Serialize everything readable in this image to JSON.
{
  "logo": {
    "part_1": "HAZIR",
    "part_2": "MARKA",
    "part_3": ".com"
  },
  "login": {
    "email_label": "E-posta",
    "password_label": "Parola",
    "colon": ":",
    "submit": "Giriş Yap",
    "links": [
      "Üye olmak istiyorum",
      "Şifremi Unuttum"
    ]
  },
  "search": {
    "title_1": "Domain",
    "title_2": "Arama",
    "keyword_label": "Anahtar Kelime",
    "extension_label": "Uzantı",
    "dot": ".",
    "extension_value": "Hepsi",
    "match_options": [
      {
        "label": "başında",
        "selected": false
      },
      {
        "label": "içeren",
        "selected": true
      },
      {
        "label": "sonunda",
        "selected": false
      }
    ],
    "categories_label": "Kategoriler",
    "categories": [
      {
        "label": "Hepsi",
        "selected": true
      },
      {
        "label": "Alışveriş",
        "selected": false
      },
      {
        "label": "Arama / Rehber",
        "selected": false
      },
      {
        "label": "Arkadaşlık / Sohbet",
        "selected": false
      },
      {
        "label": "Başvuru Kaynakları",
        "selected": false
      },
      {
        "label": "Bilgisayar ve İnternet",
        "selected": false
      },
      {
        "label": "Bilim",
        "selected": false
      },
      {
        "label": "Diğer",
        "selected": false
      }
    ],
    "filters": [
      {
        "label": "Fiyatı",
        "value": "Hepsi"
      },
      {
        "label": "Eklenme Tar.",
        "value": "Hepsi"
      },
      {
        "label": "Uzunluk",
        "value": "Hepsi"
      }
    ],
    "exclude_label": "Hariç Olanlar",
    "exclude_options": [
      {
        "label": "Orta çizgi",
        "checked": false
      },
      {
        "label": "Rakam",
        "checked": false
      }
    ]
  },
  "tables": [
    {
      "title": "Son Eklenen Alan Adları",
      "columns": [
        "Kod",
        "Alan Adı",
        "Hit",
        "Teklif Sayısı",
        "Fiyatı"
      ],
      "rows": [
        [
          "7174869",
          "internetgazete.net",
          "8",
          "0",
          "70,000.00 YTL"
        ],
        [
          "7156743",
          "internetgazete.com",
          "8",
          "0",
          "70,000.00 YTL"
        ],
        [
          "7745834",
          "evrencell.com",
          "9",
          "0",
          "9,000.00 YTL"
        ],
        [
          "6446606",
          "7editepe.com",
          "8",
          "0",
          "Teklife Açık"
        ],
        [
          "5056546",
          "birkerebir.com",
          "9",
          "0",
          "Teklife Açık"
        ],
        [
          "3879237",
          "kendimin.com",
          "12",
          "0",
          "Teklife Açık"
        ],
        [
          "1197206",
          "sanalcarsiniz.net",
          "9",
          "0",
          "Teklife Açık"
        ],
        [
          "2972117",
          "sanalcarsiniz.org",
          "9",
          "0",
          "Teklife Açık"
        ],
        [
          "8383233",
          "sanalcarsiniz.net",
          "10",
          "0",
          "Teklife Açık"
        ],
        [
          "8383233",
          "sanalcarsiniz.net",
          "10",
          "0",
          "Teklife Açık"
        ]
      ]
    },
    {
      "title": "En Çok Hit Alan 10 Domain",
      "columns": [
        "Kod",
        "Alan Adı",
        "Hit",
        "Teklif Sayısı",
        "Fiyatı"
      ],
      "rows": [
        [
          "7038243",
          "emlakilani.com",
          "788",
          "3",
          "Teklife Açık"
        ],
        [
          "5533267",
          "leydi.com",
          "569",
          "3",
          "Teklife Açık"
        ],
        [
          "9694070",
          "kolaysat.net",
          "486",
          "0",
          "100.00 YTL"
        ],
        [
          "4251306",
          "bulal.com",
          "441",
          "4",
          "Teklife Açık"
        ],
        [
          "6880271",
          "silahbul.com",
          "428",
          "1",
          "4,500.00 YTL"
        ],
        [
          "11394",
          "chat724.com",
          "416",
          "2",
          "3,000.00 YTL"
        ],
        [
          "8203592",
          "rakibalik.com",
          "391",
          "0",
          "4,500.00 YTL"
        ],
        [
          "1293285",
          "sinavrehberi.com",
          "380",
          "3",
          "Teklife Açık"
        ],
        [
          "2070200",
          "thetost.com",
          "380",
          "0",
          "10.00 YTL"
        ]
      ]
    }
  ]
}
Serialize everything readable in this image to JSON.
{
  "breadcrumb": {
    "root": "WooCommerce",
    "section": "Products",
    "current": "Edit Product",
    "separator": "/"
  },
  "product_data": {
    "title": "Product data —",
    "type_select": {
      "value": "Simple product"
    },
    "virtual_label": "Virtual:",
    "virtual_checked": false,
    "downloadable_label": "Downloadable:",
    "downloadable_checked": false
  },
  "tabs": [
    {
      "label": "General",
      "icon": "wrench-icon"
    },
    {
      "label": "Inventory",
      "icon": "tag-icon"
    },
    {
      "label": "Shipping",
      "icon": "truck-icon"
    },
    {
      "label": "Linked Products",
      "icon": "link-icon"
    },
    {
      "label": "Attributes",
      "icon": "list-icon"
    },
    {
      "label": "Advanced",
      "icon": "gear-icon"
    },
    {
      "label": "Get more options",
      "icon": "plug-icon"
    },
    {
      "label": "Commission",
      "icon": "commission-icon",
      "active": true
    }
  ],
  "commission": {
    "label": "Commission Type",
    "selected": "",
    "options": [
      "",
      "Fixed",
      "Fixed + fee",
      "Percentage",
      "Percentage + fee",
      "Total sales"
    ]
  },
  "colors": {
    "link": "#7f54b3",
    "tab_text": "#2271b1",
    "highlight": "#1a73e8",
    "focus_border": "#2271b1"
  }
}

· · · ·

Each record should come back exactly as written.

_Response:_
Serialize everything readable in this image to JSON.
{
  "logo": {
    "part_1": "HAZIR",
    "part_2": "MARKA",
    "part_3": ".com"
  },
  "login": {
    "email_label": "E-posta",
    "password_label": "Parola",
    "colon": ":",
    "submit": "Giriş Yap",
    "links": [
      "Üye olmak istiyorum",
      "Şifremi Unuttum"
    ]
  },
  "search": {
    "title_1": "Domain",
    "title_2": "Arama",
    "keyword_label": "Anahtar Kelime",
    "extension_label": "Uzantı",
    "dot": ".",
    "extension_value": "Hepsi",
    "match_options": [
      {
        "label": "başında",
        "selected": false
      },
      {
        "label": "içeren",
        "selected": true
      },
      {
        "label": "sonunda",
        "selected": false
      }
    ],
    "categories_label": "Kategoriler",
    "categories": [
      {
        "label": "Hepsi",
        "selected": true
      },
      {
        "label": "Alışveriş",
        "selected": false
      },
      {
        "label": "Arama / Rehber",
        "selected": false
      },
      {
        "label": "Arkadaşlık / Sohbet",
        "selected": false
      },
      {
        "label": "Başvuru Kaynakları",
        "selected": false
      },
      {
        "label": "Bilgisayar ve İnternet",
        "selected": false
      },
      {
        "label": "Bilim",
        "selected": false
      },
      {
        "label": "Diğer",
        "selected": false
      }
    ],
    "filters": [
      {
        "label": "Fiyatı",
        "value": "Hepsi"
      },
      {
        "label": "Eklenme Tar.",
        "value": "Hepsi"
      },
      {
        "label": "Uzunluk",
        "value": "Hepsi"
      }
    ],
    "exclude_label": "Hariç Olanlar",
    "exclude_options": [
      {
        "label": "Orta çizgi",
        "checked": false
      },
      {
        "label": "Rakam",
        "checked": false
      }
    ]
  },
  "tables": [
    {
      "title": "Son Eklenen Alan Adları",
      "columns": [
        "Kod",
        "Alan Adı",
        "Hit",
        "Teklif Sayısı",
        "Fiyatı"
      ],
      "rows": [
        [
          "7174869",
          "internetgazete.net",
          "8",
          "0",
          "70,000.00 YTL"
        ],
        [
          "7156743",
          "internetgazete.com",
          "8",
          "0",
          "70,000.00 YTL"
        ],
        [
          "7745834",
          "evrencell.com",
          "9",
          "0",
          "9,000.00 YTL"
        ],
        [
          "6446606",
          "7editepe.com",
          "8",
          "0",
          "Teklife Açık"
        ],
        [
          "5056546",
          "birkerebir.com",
          "9",
          "0",
          "Teklife Açık"
        ],
        [
          "3879237",
          "kendimin.com",
          "12",
          "0",
          "Teklife Açık"
        ],
        [
          "1197206",
          "sanalcarsiniz.net",
          "9",
          "0",
          "Teklife Açık"
        ],
        [
          "2972117",
          "sanalcarsiniz.org",
          "9",
          "0",
          "Teklife Açık"
        ],
        [
          "8383233",
          "sanalcarsiniz.net",
          "10",
          "0",
          "Teklife Açık"
        ],
        [
          "8383233",
          "sanalcarsiniz.net",
          "10",
          "0",
          "Teklife Açık"
        ]
      ]
    },
    {
      "title": "En Çok Hit Alan 10 Domain",
      "columns": [
        "Kod",
        "Alan Adı",
        "Hit",
        "Teklif Sayısı",
        "Fiyatı"
      ],
      "rows": [
        [
          "7038243",
          "emlakilani.com",
          "788",
          "3",
          "Teklife Açık"
        ],
        [
          "5533267",
          "leydi.com",
          "569",
          "3",
          "Teklife Açık"
        ],
        [
          "9694070",
          "kolaysat.net",
          "486",
          "0",
          "100.00 YTL"
        ],
        [
          "4251306",
          "bulal.com",
          "441",
          "4",
          "Teklife Açık"
        ],
        [
          "6880271",
          "silahbul.com",
          "428",
          "1",
          "4,500.00 YTL"
        ],
        [
          "11394",
          "chat724.com",
          "416",
          "2",
          "3,000.00 YTL"
        ],
        [
          "8203592",
          "rakibalik.com",
          "391",
          "0",
          "4,500.00 YTL"
        ],
        [
          "1293285",
          "sinavrehberi.com",
          "380",
          "3",
          "Teklife Açık"
        ],
        [
          "2070200",
          "thetost.com",
          "380",
          "0",
          "10.00 YTL"
        ]
      ]
    }
  ]
}
Serialize everything readable in this image to JSON.
{
  "breadcrumb": {
    "root": "WooCommerce",
    "section": "Products",
    "current": "Edit Product",
    "separator": "/"
  },
  "product_data": {
    "title": "Product data —",
    "type_select": {
      "value": "Simple product"
    },
    "virtual_label": "Virtual:",
    "virtual_checked": false,
    "downloadable_label": "Downloadable:",
    "downloadable_checked": false
  },
  "tabs": [
    {
      "label": "General",
      "icon": "wrench-icon"
    },
    {
      "label": "Inventory",
      "icon": "tag-icon"
    },
    {
      "label": "Shipping",
      "icon": "truck-icon"
    },
    {
      "label": "Linked Products",
      "icon": "link-icon"
    },
    {
      "label": "Attributes",
      "icon": "list-icon"
    },
    {
      "label": "Advanced",
      "icon": "gear-icon"
    },
    {
      "label": "Get more options",
      "icon": "plug-icon"
    },
    {
      "label": "Commission",
      "icon": "commission-icon",
      "active": true
    }
  ],
  "commission": {
    "label": "Commission Type",
    "selected": "",
    "options": [
      "",
      "Fixed",
      "Fixed + fee",
      "Percentage",
      "Percentage + fee",
      "Total sales"
    ]
  },
  "colors": {
    "link": "#7f54b3",
    "tab_text": "#2271b1",
    "highlight": "#1a73e8",
    "focus_border": "#2271b1"
  }
}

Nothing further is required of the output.